> [Task objective]
Look through the entries below and count the lines that contain "system". Reply with that number only.
───── Listed records
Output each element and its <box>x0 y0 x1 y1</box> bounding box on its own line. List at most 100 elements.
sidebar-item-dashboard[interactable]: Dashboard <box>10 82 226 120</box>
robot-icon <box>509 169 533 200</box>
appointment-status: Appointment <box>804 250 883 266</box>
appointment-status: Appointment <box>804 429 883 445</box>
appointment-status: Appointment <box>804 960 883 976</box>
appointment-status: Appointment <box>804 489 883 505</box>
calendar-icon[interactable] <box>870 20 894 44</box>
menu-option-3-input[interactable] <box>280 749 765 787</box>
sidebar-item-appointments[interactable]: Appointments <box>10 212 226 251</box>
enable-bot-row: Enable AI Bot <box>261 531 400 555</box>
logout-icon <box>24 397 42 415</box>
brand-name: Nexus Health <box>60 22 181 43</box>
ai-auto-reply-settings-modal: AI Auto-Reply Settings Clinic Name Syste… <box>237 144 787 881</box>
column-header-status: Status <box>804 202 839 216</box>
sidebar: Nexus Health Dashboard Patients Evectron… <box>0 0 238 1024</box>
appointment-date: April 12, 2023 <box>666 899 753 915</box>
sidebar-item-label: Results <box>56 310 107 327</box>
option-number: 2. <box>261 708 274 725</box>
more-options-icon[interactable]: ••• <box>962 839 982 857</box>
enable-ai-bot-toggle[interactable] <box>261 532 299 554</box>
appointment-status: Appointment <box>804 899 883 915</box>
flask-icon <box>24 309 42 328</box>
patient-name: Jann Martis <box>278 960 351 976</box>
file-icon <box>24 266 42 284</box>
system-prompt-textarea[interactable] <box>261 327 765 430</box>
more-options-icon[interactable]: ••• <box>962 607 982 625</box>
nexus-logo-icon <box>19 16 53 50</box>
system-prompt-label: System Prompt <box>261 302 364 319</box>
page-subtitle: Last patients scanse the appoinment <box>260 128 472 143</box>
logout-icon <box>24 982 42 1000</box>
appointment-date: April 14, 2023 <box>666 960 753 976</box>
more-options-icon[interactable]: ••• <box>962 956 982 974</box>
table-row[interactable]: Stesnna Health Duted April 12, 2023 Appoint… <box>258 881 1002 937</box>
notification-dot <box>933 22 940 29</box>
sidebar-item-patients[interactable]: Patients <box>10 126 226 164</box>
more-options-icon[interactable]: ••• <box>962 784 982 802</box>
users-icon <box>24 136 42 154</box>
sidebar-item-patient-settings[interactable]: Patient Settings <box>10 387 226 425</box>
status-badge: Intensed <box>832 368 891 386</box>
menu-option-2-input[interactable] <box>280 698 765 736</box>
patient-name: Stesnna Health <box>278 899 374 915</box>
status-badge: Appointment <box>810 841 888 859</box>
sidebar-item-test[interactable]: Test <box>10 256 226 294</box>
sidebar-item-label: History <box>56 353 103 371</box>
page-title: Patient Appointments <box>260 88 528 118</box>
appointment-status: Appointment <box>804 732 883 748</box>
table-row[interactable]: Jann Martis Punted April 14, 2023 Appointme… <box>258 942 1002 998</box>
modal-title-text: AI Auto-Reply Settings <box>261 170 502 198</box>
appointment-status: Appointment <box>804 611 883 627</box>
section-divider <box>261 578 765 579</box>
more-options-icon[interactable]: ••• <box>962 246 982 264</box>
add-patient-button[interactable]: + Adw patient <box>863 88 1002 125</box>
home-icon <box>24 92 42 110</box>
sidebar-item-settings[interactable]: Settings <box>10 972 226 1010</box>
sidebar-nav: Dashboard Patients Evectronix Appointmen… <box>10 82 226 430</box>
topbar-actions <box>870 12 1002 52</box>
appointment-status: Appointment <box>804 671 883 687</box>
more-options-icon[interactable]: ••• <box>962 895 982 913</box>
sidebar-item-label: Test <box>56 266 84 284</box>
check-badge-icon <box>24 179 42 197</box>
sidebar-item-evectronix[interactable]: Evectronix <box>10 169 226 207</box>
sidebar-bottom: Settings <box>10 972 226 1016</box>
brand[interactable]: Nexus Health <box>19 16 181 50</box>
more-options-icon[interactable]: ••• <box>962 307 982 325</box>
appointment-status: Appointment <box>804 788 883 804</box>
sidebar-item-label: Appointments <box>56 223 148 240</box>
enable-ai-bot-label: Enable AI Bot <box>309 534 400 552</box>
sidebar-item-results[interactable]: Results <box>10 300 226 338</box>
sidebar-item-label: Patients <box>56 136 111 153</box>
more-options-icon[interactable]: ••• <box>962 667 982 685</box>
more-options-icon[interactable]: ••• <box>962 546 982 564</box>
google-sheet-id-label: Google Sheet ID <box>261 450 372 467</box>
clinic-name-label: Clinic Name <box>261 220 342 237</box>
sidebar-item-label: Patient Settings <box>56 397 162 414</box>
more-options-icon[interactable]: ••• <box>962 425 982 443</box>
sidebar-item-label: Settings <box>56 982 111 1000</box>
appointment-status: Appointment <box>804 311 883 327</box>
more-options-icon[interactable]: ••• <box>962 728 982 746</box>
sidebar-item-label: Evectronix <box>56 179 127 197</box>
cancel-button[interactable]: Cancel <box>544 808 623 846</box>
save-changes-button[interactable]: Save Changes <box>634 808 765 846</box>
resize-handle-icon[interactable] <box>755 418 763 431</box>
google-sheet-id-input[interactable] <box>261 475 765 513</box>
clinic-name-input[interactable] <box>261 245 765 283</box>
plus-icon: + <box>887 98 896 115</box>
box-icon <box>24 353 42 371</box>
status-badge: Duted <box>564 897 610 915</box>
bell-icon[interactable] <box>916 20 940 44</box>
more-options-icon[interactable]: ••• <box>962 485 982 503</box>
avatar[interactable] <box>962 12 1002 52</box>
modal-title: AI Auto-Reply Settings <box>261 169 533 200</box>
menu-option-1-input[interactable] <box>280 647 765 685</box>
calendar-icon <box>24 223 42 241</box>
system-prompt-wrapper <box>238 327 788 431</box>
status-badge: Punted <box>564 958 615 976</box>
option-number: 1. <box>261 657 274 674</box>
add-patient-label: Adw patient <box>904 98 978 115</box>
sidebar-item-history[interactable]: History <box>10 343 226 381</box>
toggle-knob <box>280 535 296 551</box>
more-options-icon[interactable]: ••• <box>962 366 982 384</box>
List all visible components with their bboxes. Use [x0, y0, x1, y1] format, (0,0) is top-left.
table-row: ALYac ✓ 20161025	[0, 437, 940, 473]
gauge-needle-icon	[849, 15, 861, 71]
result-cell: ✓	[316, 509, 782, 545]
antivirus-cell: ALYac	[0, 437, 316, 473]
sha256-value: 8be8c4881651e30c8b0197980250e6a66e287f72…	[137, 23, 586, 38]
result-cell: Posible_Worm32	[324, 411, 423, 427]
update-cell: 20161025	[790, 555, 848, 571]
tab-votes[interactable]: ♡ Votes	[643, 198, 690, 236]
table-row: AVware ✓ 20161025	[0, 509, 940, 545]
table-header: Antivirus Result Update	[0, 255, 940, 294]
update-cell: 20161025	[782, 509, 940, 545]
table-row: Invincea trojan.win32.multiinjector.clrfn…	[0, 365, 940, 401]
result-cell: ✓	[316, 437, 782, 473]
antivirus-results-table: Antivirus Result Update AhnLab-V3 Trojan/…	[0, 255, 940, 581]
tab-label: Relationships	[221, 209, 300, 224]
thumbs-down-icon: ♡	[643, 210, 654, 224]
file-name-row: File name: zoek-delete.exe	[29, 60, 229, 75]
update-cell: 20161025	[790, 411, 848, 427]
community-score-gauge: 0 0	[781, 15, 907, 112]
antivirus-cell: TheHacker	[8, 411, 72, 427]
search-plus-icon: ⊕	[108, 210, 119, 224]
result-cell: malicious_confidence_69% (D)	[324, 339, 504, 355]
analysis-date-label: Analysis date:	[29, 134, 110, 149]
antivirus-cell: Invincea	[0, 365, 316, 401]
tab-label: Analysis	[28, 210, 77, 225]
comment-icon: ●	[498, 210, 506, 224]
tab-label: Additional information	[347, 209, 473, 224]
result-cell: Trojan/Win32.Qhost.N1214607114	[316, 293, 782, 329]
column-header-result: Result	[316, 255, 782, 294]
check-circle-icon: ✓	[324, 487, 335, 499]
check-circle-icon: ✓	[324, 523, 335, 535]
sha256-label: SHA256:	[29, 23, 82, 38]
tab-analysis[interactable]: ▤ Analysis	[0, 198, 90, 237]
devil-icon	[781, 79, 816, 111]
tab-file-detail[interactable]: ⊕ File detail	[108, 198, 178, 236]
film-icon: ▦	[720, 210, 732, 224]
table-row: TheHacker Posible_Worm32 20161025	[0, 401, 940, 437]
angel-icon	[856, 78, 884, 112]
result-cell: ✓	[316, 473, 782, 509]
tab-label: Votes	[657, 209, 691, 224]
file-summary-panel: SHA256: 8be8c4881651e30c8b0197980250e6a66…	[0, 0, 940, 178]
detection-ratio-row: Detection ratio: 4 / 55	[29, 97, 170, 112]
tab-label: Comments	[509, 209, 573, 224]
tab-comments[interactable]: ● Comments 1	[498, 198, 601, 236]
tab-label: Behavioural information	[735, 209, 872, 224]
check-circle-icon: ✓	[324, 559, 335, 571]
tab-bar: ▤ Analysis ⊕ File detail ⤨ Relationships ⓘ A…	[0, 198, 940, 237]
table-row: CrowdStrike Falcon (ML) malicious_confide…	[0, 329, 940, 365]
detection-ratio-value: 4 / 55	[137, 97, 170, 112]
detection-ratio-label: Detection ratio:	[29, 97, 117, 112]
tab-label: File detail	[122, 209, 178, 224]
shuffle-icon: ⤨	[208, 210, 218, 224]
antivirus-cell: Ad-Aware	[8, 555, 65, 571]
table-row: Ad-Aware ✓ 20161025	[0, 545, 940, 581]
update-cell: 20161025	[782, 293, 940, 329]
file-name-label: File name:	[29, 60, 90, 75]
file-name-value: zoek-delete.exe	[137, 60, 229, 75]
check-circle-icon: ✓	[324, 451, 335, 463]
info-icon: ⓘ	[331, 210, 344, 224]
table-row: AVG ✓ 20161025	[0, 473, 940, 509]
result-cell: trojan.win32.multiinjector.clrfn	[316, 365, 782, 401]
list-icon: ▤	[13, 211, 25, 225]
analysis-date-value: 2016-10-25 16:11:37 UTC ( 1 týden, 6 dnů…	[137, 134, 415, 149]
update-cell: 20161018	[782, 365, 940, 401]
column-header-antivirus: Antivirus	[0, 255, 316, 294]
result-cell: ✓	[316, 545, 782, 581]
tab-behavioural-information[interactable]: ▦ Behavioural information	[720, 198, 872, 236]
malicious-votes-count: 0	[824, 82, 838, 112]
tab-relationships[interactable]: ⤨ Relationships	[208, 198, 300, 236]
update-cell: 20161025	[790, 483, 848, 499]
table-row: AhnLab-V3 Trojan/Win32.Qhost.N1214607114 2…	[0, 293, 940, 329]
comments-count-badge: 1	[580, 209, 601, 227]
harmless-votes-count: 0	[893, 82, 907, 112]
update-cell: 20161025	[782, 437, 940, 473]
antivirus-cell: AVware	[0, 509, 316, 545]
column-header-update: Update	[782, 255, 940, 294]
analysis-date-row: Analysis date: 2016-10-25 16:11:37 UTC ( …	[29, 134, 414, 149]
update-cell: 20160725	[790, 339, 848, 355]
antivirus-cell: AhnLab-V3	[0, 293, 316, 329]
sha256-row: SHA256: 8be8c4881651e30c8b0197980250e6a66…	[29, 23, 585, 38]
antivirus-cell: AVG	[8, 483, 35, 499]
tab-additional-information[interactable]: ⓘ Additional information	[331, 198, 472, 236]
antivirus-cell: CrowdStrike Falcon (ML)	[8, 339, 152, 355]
──────────
> [Solution to this exercise]
3